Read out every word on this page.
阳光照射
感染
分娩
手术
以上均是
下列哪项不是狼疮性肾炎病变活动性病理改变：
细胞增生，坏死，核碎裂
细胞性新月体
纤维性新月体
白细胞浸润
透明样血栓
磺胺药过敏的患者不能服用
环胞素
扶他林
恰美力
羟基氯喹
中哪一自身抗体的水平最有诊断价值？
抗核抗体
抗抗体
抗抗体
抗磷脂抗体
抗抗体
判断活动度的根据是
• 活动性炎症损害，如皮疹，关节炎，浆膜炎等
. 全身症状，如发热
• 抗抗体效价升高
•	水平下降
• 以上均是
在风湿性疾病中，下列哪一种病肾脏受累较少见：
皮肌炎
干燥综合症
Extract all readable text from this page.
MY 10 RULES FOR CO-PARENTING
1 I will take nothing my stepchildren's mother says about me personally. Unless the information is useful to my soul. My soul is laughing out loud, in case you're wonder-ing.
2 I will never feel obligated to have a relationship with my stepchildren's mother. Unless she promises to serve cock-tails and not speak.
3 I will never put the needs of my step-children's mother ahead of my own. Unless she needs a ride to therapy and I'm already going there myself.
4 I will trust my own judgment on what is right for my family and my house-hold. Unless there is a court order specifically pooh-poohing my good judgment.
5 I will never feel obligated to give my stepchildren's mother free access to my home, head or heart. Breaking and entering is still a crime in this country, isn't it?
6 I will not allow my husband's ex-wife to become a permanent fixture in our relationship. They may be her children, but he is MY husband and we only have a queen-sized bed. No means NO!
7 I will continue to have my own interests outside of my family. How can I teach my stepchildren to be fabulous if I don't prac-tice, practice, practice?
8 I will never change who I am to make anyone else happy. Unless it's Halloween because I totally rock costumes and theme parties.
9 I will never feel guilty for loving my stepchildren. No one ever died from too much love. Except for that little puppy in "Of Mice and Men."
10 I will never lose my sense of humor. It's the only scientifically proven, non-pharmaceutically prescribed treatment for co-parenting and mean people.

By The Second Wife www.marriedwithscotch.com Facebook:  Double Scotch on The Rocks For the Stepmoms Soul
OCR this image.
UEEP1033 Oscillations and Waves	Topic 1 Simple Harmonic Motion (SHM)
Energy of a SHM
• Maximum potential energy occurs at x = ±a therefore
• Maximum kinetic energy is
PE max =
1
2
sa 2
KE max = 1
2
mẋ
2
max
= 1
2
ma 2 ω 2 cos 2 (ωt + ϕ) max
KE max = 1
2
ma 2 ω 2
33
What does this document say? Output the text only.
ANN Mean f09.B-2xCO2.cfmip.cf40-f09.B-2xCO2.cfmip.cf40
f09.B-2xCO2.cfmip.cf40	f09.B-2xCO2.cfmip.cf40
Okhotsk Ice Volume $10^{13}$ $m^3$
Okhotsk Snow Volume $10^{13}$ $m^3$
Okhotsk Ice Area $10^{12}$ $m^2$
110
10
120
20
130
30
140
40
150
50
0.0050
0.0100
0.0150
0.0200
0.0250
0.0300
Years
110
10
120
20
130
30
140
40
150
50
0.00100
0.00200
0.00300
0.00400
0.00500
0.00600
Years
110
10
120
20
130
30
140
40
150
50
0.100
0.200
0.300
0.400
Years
================
Transcribe all entries exactly as they are given.

Read out every word on this page.
阳光照射
感染
分娩
手术
以上均是
下列哪项不是狼疮性肾炎病变活动性病理改变：
细胞增生，坏死，核碎裂
细胞性新月体
纤维性新月体
白细胞浸润
透明样血栓
磺胺药过敏的患者不能服用
环胞素
扶他林
恰美力
羟基氯喹
中哪一自身抗体的水平最有诊断价值？
抗核抗体
抗抗体
抗抗体
抗磷脂抗体
抗抗体
判断活动度的根据是
• 活动性炎症损害，如皮疹，关节炎，浆膜炎等
. 全身症状，如发热
• 抗抗体效价升高
•	水平下降
• 以上均是
在风湿性疾病中，下列哪一种病肾脏受累较少见：
皮肌炎
干燥综合症
Extract all readable text from this page.
MY 10 RULES FOR CO-PARENTING
1 I will take nothing my stepchildren's mother says about me personally. Unless the information is useful to my soul. My soul is laughing out loud, in case you're wonder-ing.
2 I will never feel obligated to have a relationship with my stepchildren's mother. Unless she promises to serve cock-tails and not speak.
3 I will never put the needs of my step-children's mother ahead of my own. Unless she needs a ride to therapy and I'm already going there myself.
4 I will trust my own judgment on what is right for my family and my house-hold. Unless there is a court order specifically pooh-poohing my good judgment.
5 I will never feel obligated to give my stepchildren's mother free access to my home, head or heart. Breaking and entering is still a crime in this country, isn't it?
6 I will not allow my husband's ex-wife to become a permanent fixture in our relationship. They may be her children, but he is MY husband and we only have a queen-sized bed. No means NO!
7 I will continue to have my own interests outside of my family. How can I teach my stepchildren to be fabulous if I don't prac-tice, practice, practice?
8 I will never change who I am to make anyone else happy. Unless it's Halloween because I totally rock costumes and theme parties.
9 I will never feel guilty for loving my stepchildren. No one ever died from too much love. Except for that little puppy in "Of Mice and Men."
10 I will never lose my sense of humor. It's the only scientifically proven, non-pharmaceutically prescribed treatment for co-parenting and mean people.

By The Second Wife www.marriedwithscotch.com Facebook:  Double Scotch on The Rocks For the Stepmoms Soul
OCR this image.
UEEP1033 Oscillations and Waves	Topic 1 Simple Harmonic Motion (SHM)
Energy of a SHM
• Maximum potential energy occurs at x = ±a therefore
• Maximum kinetic energy is
PE max =
1
2
sa 2
KE max = 1
2
mẋ
2
max
= 1
2
ma 2 ω 2 cos 2 (ωt + ϕ) max
KE max = 1
2
ma 2 ω 2
33
What does this document say? Output the text only.
ANN Mean f09.B-2xCO2.cfmip.cf40-f09.B-2xCO2.cfmip.cf40
f09.B-2xCO2.cfmip.cf40	f09.B-2xCO2.cfmip.cf40
Okhotsk Ice Volume $10^{13}$ $m^3$
Okhotsk Snow Volume $10^{13}$ $m^3$
Okhotsk Ice Area $10^{12}$ $m^2$
110
10
120
20
130
30
140
40
150
50
0.0050
0.0100
0.0150
0.0200
0.0250
0.0300
Years
110
10
120
20
130
30
140
40
150
50
0.00100
0.00200
0.00300
0.00400
0.00500
0.00600
Years
110
10
120
20
130
30
140
40
150
50
0.100
0.200
0.300
0.400
Years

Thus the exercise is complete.